● **Material shown**
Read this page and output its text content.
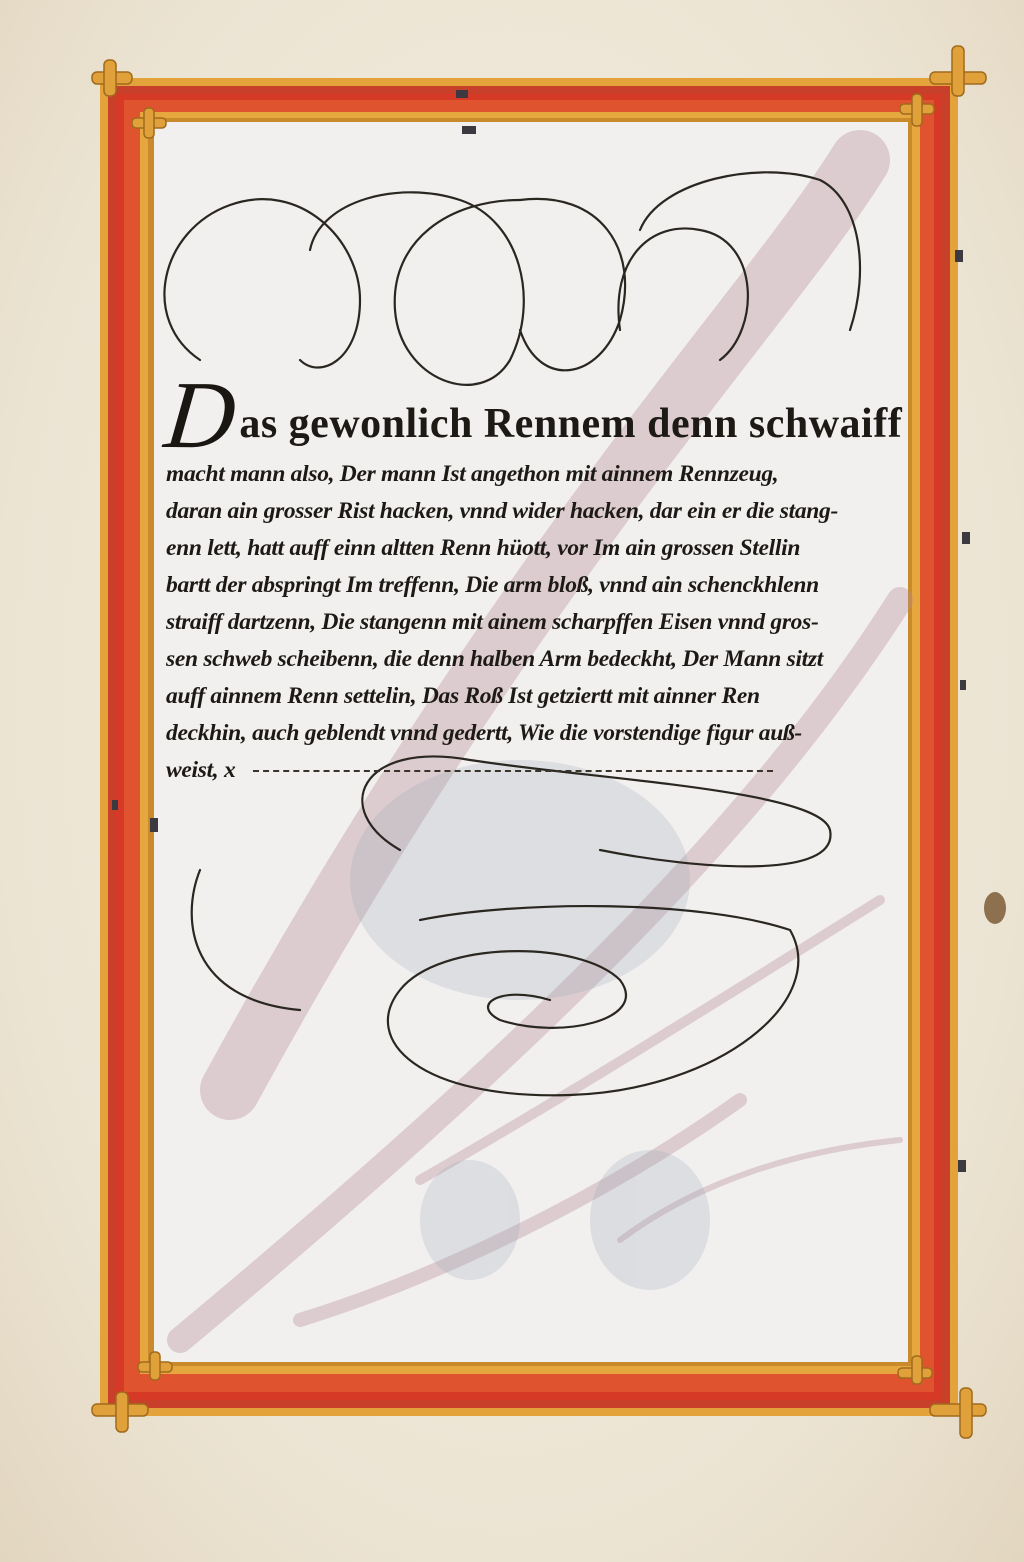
D
as gewonlich Rennem denn schwaiff
macht mann also, Der mann Ist angethon mit ainnem Rennzeug,
daran ain grosser Rist hacken, vnnd wider hacken, dar ein er die stang-
enn lett, hatt auff einn altten Renn hüott, vor Im ain grossen Stellin
bartt der abspringt Im treffenn, Die arm bloß, vnnd ain schenckhlenn
straiff dartzenn, Die stangenn mit ainem scharpffen Eisen vnnd gros-
sen schweb scheibenn, die denn halben Arm bedeckht, Der Mann sitzt
auff ainnem Renn settelin, Das Roß Ist getziertt mit ainner Ren
deckhin, auch geblendt vnnd gedertt, Wie die vorstendige figur auß-
weist, x
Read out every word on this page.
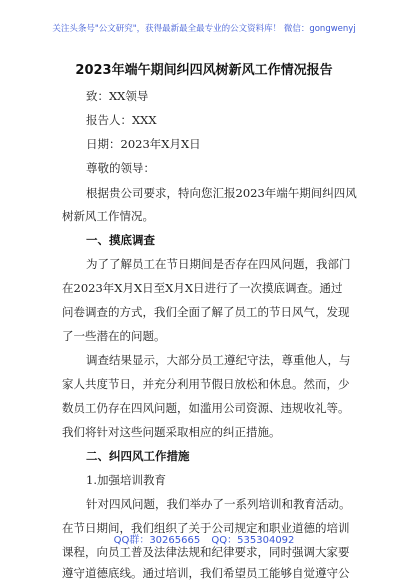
关注头条号"公文研究"，获得最新最全最专业的公文资料库！ 微信：gongwenyj
2023年端午期间纠四风树新风工作情况报告
致：XX领导
报告人：XXX
日期：2023年X月X日
尊敬的领导：
根据贵公司要求，特向您汇报2023年端午期间纠四风
树新风工作情况。
一、摸底调查
为了了解员工在节日期间是否存在四风问题，我部门
在2023年X月X日至X月X日进行了一次摸底调查。通过
问卷调查的方式，我们全面了解了员工的节日风气，发现
了一些潜在的问题。
调查结果显示，大部分员工遵纪守法，尊重他人，与
家人共度节日，并充分利用节假日放松和休息。然而，少
数员工仍存在四风问题，如滥用公司资源、违规收礼等。
我们将针对这些问题采取相应的纠正措施。
二、纠四风工作措施
1.加强培训教育
针对四风问题，我们举办了一系列培训和教育活动。
在节日期间，我们组织了关于公司规定和职业道德的培训
课程，向员工普及法律法规和纪律要求，同时强调大家要
遵守道德底线。通过培训，我们希望员工能够自觉遵守公
QQ群：30265665 QQ：535304092
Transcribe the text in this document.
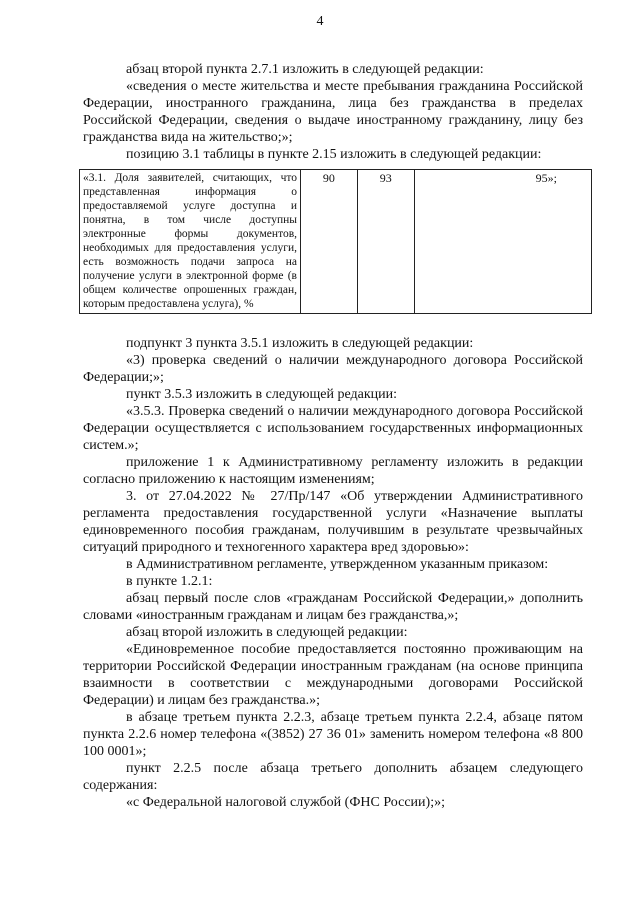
4

абзац второй пункта 2.7.1 изложить в следующей редакции:

«сведения о месте жительства и месте пребывания гражданина Российской Федерации, иностранного гражданина, лица без гражданства в пределах Российской Федерации, сведения о выдаче иностранному гражданину, лицу без гражданства вида на жительство;»;

позицию 3.1 таблицы в пункте 2.15 изложить в следующей редакции:

«3.1. Доля заявителей, считающих, что представленная информация о предоставляемой услуге доступна и понятна, в том числе доступны электронные формы документов, необходимых для предоставления услуги, есть возможность подачи запроса на получение услуги в электронной форме (в общем количестве опрошенных граждан, которым предоставлена услуга), %	90	93	95»;

подпункт 3 пункта 3.5.1 изложить в следующей редакции:

«3) проверка сведений о наличии международного договора Российской Федерации;»;

пункт 3.5.3 изложить в следующей редакции:

«3.5.3. Проверка сведений о наличии международного договора Российской Федерации осуществляется с использованием государственных информационных систем.»;

приложение 1 к Административному регламенту изложить в редакции согласно приложению к настоящим изменениям;

3. от 27.04.2022 № 27/Пр/147 «Об утверждении Административного регламента предоставления государственной услуги «Назначение выплаты единовременного пособия гражданам, получившим в результате чрезвычайных ситуаций природного и техногенного характера вред здоровью»:

в Административном регламенте, утвержденном указанным приказом:

в пункте 1.2.1:

абзац первый после слов «гражданам Российской Федерации,» дополнить словами «иностранным гражданам и лицам без гражданства,»;

абзац второй изложить в следующей редакции:

«Единовременное пособие предоставляется постоянно проживающим на территории Российской Федерации иностранным гражданам (на основе принципа взаимности в соответствии с международными договорами Российской Федерации) и лицам без гражданства.»;

в абзаце третьем пункта 2.2.3, абзаце третьем пункта 2.2.4, абзаце пятом пункта 2.2.6 номер телефона «(3852) 27 36 01» заменить номером телефона «8 800 100 0001»;

пункт 2.2.5 после абзаца третьего дополнить абзацем следующего содержания:

«с Федеральной налоговой службой (ФНС России);»;
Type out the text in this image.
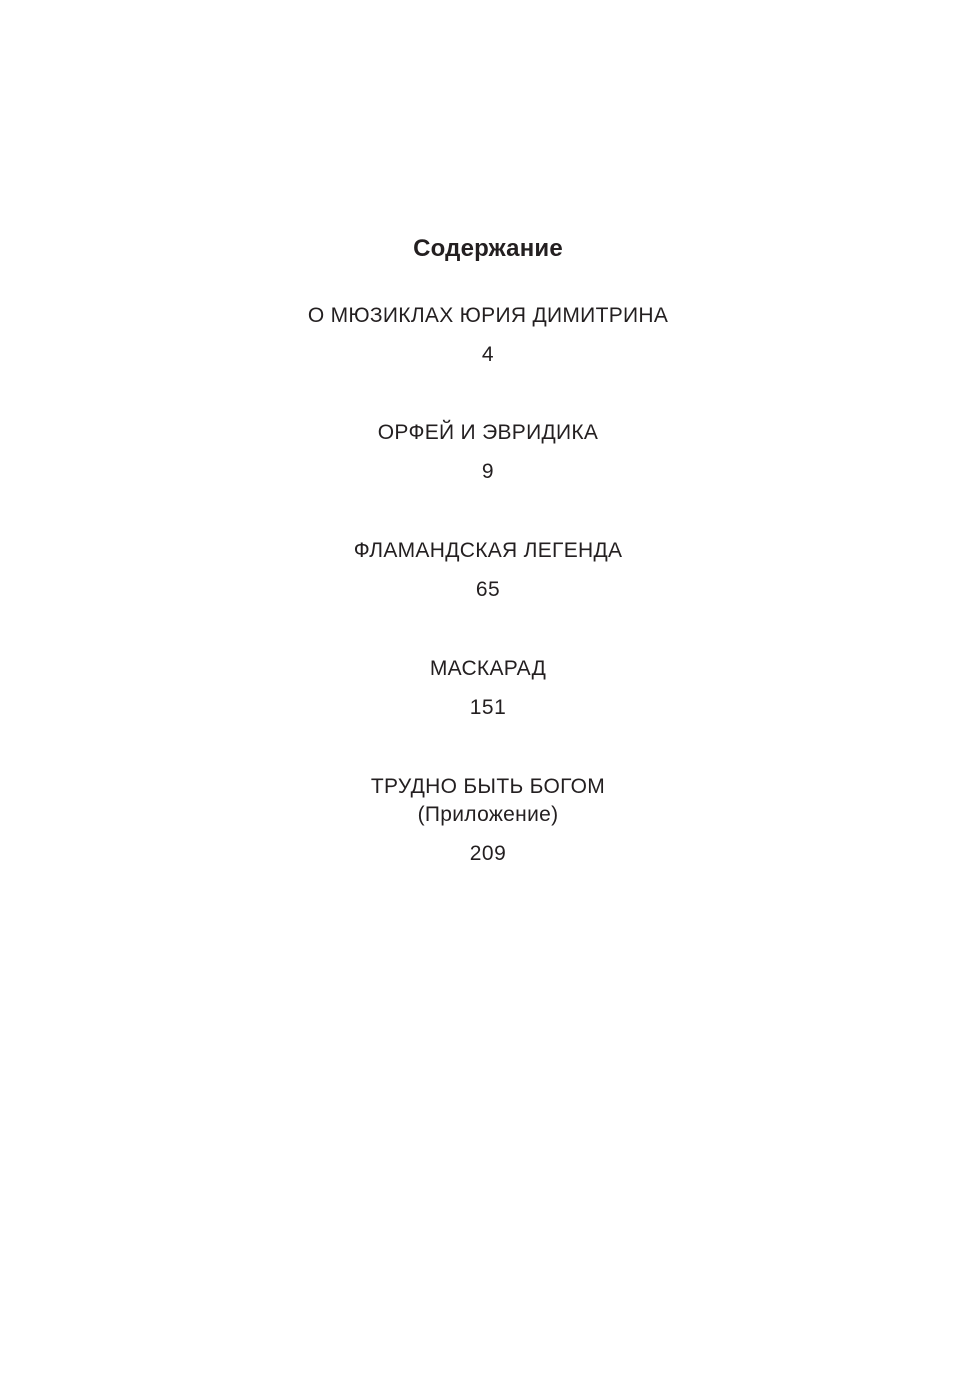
Содержание
О МЮЗИКЛАХ ЮРИЯ ДИМИТРИНА
4
ОРФЕЙ И ЭВРИДИКА
9
ФЛАМАНДСКАЯ ЛЕГЕНДА
65
МАСКАРАД
151
ТРУДНО БЫТЬ БОГОМ
(Приложение)
209
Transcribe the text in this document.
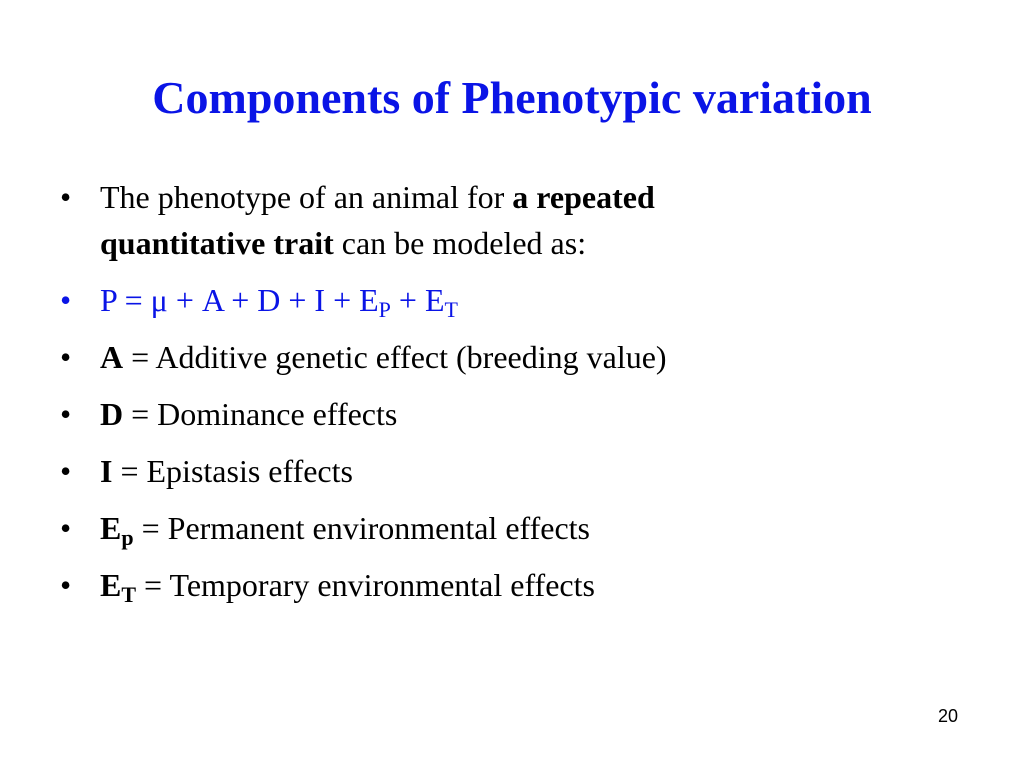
Components of Phenotypic variation
• The phenotype of an animal for a repeated
quantitative trait can be modeled as:
• $P = \mu + A + D + I + E_P + E_T$
• A = Additive genetic effect (breeding value)
• D = Dominance effects
• I = Epistasis effects
• $E_p$ = Permanent environmental effects
• $E_T$ = Temporary environmental effects
20
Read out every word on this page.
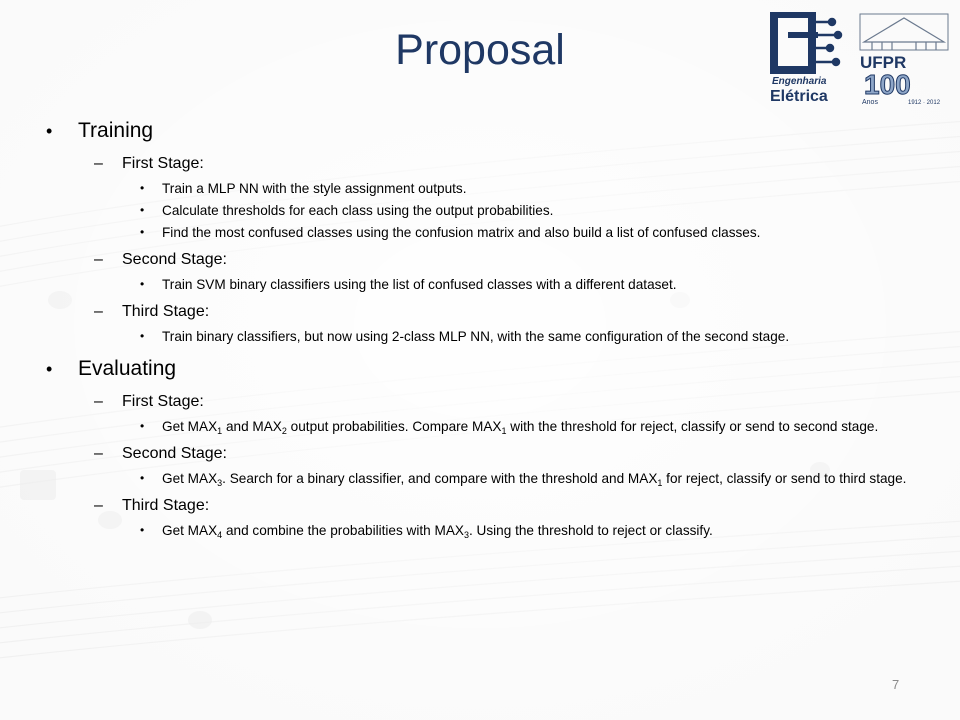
Proposal
Engenharia
Elétrica
UFPR
100
Anos	1912 · 2012
• Training
– First Stage:
• Train a MLP NN with the style assignment outputs.
• Calculate thresholds for each class using the output probabilities.
• Find the most confused classes using the confusion matrix and also build a list of confused classes.
– Second Stage:
• Train SVM binary classifiers using the list of confused classes with a different dataset.
– Third Stage:
• Train binary classifiers, but now using 2-class MLP NN, with the same configuration of the second stage.
• Evaluating
– First Stage:
• Get $MAX_1$ and $MAX_2$ output probabilities. Compare $MAX_1$ with the threshold for reject, classify or send to second stage.
– Second Stage:
• Get $MAX_3$. Search for a binary classifier, and compare with the threshold and $MAX_1$ for reject, classify or send to third stage.
– Third Stage:
• Get $MAX_4$ and combine the probabilities with $MAX_3$. Using the threshold to reject or classify.
7
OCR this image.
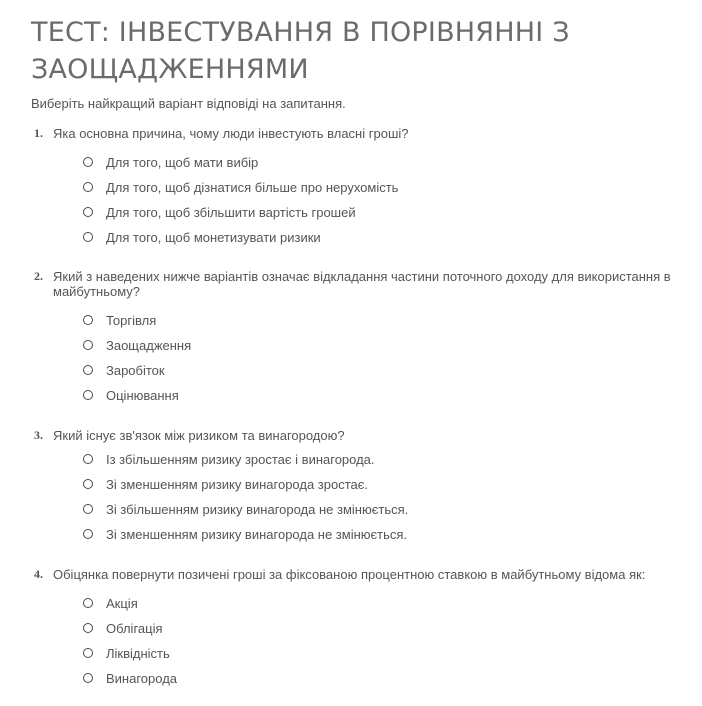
ТЕСТ: ІНВЕСТУВАННЯ В ПОРІВНЯННІ З ЗАОЩАДЖЕННЯМИ

Виберіть найкращий варіант відповіді на запитання.

1. Яка основна причина, чому люди інвестують власні гроші?
Для того, щоб мати вибір
Для того, щоб дізнатися більше про нерухомість
Для того, щоб збільшити вартість грошей
Для того, щоб монетизувати ризики
2. Який з наведених нижче варіантів означає відкладання частини поточного доходу для використання в майбутньому?
Торгівля
Заощадження
Заробіток
Оцінювання
3. Який існує зв'язок між ризиком та винагородою?
Із збільшенням ризику зростає і винагорода.
Зі зменшенням ризику винагорода зростає.
Зі збільшенням ризику винагорода не змінюється.
Зі зменшенням ризику винагорода не змінюється.
4. Обіцянка повернути позичені гроші за фіксованою процентною ставкою в майбутньому відома як:
Акція
Облігація
Ліквідність
Винагорода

● **Given instruction**
Go through the records and show every line with the string "ainnem" in it.

● **Answer to the exercise**
macht mann also, Der mann Ist angethon mit ainnem Rennzeug,
auff ainnem Renn settelin, Das Roß Ist getziertt mit ainner Ren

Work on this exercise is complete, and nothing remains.